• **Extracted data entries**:
---------------
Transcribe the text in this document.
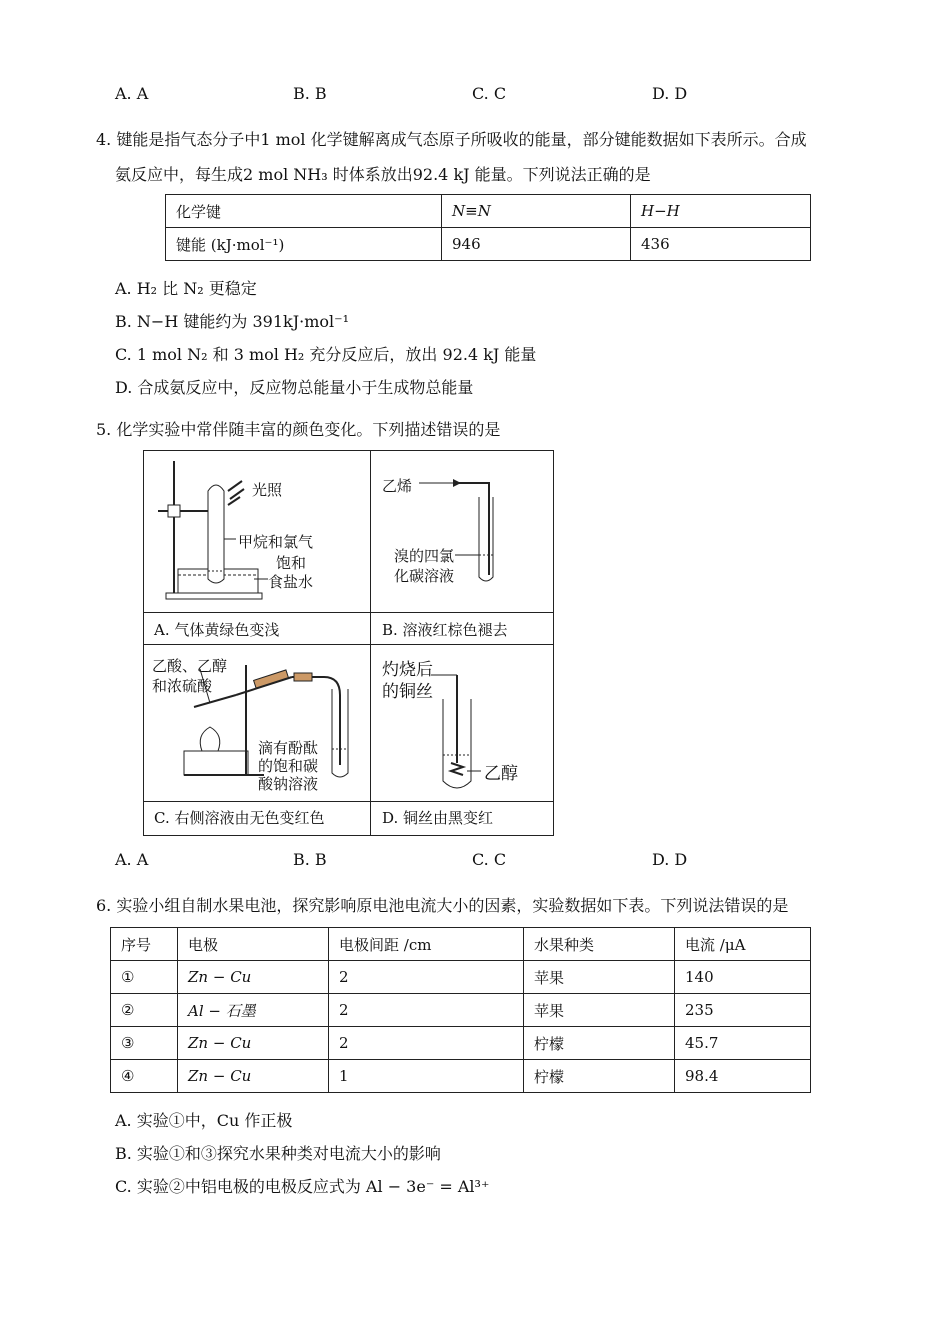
A. A	B. B	C. C	D. D
4. 键能是指气态分子中1 mol 化学键解离成气态原子所吸收的能量，部分键能数据如下表所示。合成
氨反应中，每生成2 mol NH₃ 时体系放出92.4 kJ 能量。下列说法正确的是
化学键	N≡N	H−H
键能 (kJ·mol⁻¹)	946	436
A. H₂ 比 N₂ 更稳定
B. N−H 键能约为 391kJ·mol⁻¹
C. 1 mol N₂ 和 3 mol H₂ 充分反应后，放出 92.4 kJ 能量
D. 合成氨反应中，反应物总能量小于生成物总能量
5. 化学实验中常伴随丰富的颜色变化。下列描述错误的是
光照
甲烷和氯气
饱和
食盐水
A. 气体黄绿色变浅
乙烯
溴的四氯
化碳溶液
B. 溶液红棕色褪去
乙酸、乙醇
和浓硫酸
滴有酚酞
的饱和碳
酸钠溶液
C. 右侧溶液由无色变红色
灼烧后
的铜丝
乙醇
D. 铜丝由黑变红
A. A	B. B	C. C	D. D
6. 实验小组自制水果电池，探究影响原电池电流大小的因素，实验数据如下表。下列说法错误的是
序号	电极	电极间距 /cm	水果种类	电流 /μA
①	Zn − Cu	2	苹果	140
②	Al − 石墨	2	苹果	235
③	Zn − Cu	2	柠檬	45.7
④	Zn − Cu	1	柠檬	98.4
A. 实验①中，Cu 作正极
B. 实验①和③探究水果种类对电流大小的影响
C. 实验②中铝电极的电极反应式为 Al − 3e⁻ = Al³⁺
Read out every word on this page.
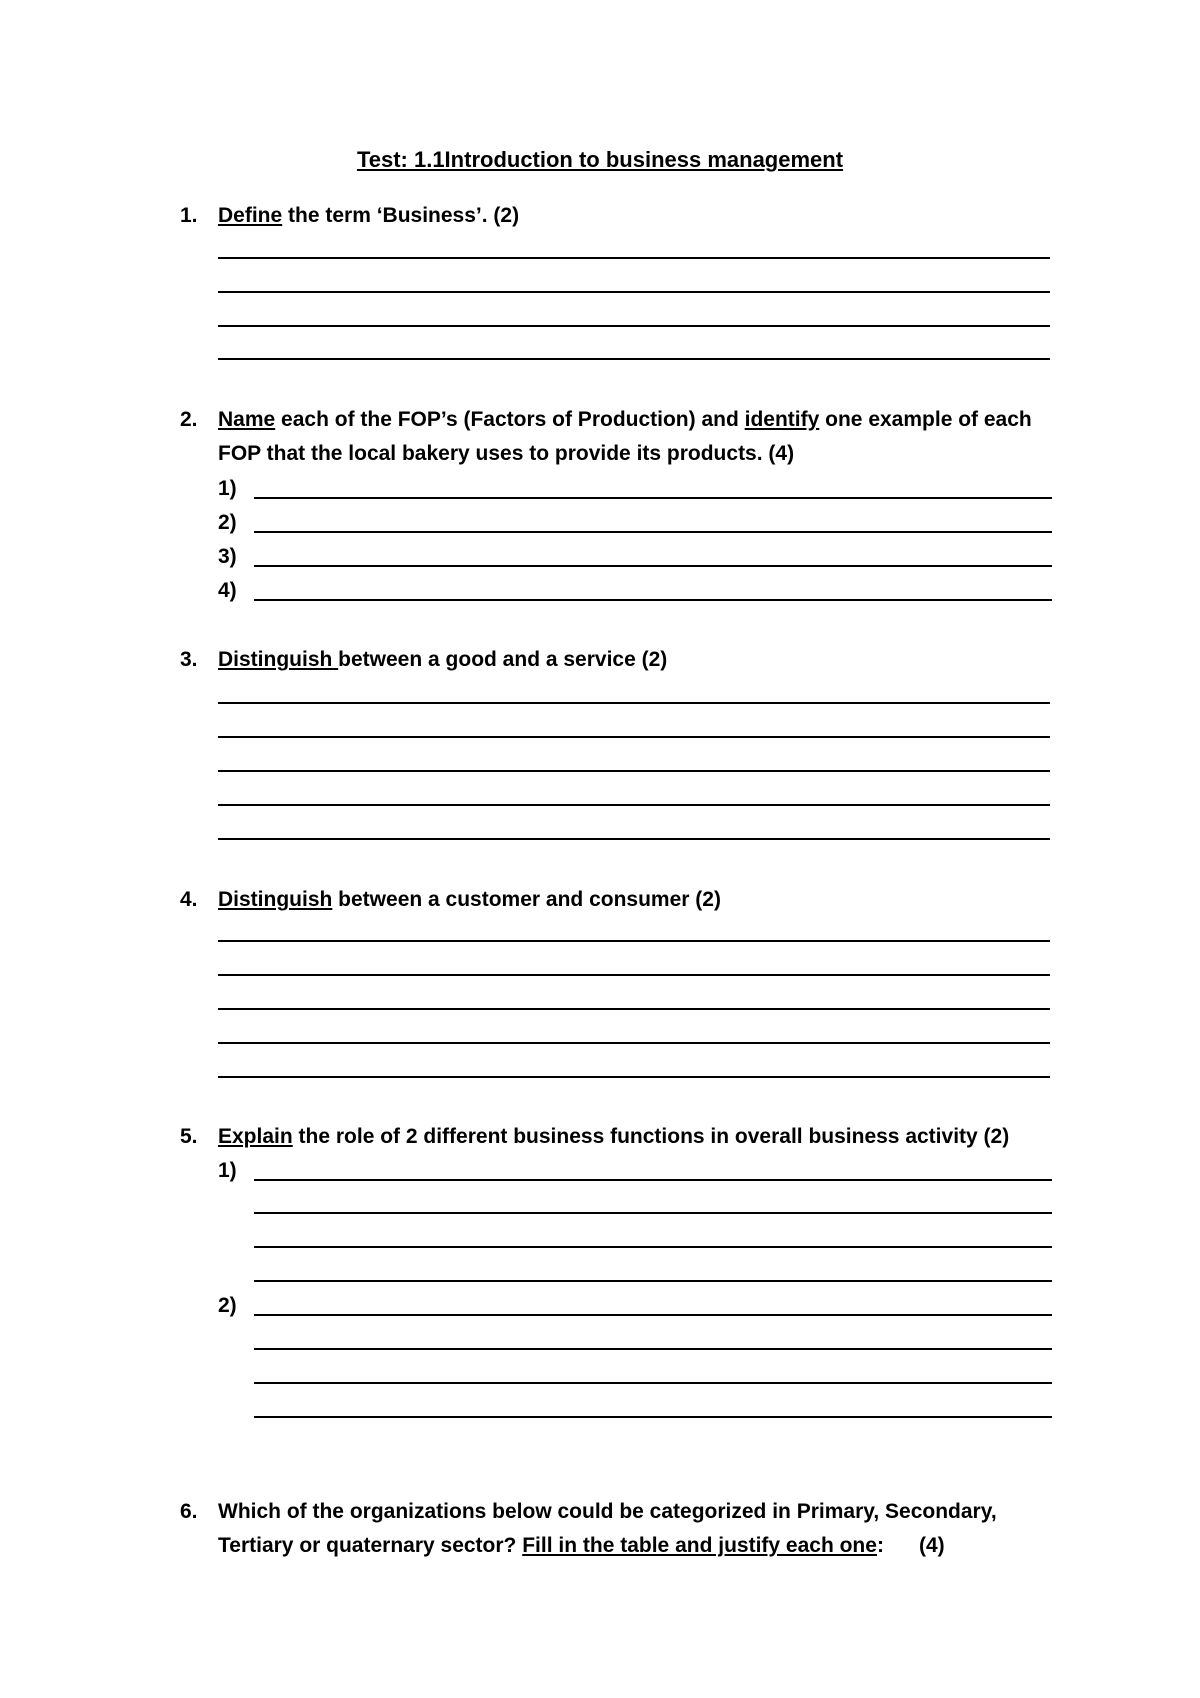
Test: 1.1Introduction to business management
1. Define the term ‘Business’. (2)
2. Name each of the FOP’s (Factors of Production) and identify one example of each
FOP that the local bakery uses to provide its products. (4)
1)
2)
3)
4)
3. Distinguish between a good and a service (2)
4. Distinguish between a customer and consumer (2)
5. Explain the role of 2 different business functions in overall business activity (2)
1)
2)
6. Which of the organizations below could be categorized in Primary, Secondary,
Tertiary or quaternary sector? Fill in the table and justify each one:      (4)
---------------
• **Problem to solve**: Repeat all of the records verbatim, leaving out the pictures.

• **Solved exercise**:
Transcribe the text in this document.
A. A	B. B	C. C	D. D
4. 键能是指气态分子中1 mol 化学键解离成气态原子所吸收的能量，部分键能数据如下表所示。合成
氨反应中，每生成2 mol NH₃ 时体系放出92.4 kJ 能量。下列说法正确的是
化学键	N≡N	H−H
键能 (kJ·mol⁻¹)	946	436
A. H₂ 比 N₂ 更稳定
B. N−H 键能约为 391kJ·mol⁻¹
C. 1 mol N₂ 和 3 mol H₂ 充分反应后，放出 92.4 kJ 能量
D. 合成氨反应中，反应物总能量小于生成物总能量
5. 化学实验中常伴随丰富的颜色变化。下列描述错误的是
光照
甲烷和氯气
饱和
食盐水
A. 气体黄绿色变浅
乙烯
溴的四氯
化碳溶液
B. 溶液红棕色褪去
乙酸、乙醇
和浓硫酸
滴有酚酞
的饱和碳
酸钠溶液
C. 右侧溶液由无色变红色
灼烧后
的铜丝
乙醇
D. 铜丝由黑变红
A. A	B. B	C. C	D. D
6. 实验小组自制水果电池，探究影响原电池电流大小的因素，实验数据如下表。下列说法错误的是
序号	电极	电极间距 /cm	水果种类	电流 /μA
①	Zn − Cu	2	苹果	140
②	Al − 石墨	2	苹果	235
③	Zn − Cu	2	柠檬	45.7
④	Zn − Cu	1	柠檬	98.4
A. 实验①中，Cu 作正极
B. 实验①和③探究水果种类对电流大小的影响
C. 实验②中铝电极的电极反应式为 Al − 3e⁻ = Al³⁺
Read out every word on this page.
Test: 1.1Introduction to business management
1. Define the term ‘Business’. (2)
2. Name each of the FOP’s (Factors of Production) and identify one example of each
FOP that the local bakery uses to provide its products. (4)
1)
2)
3)
4)
3. Distinguish between a good and a service (2)
4. Distinguish between a customer and consumer (2)
5. Explain the role of 2 different business functions in overall business activity (2)
1)
2)
6. Which of the organizations below could be categorized in Primary, Secondary,
Tertiary or quaternary sector? Fill in the table and justify each one:      (4)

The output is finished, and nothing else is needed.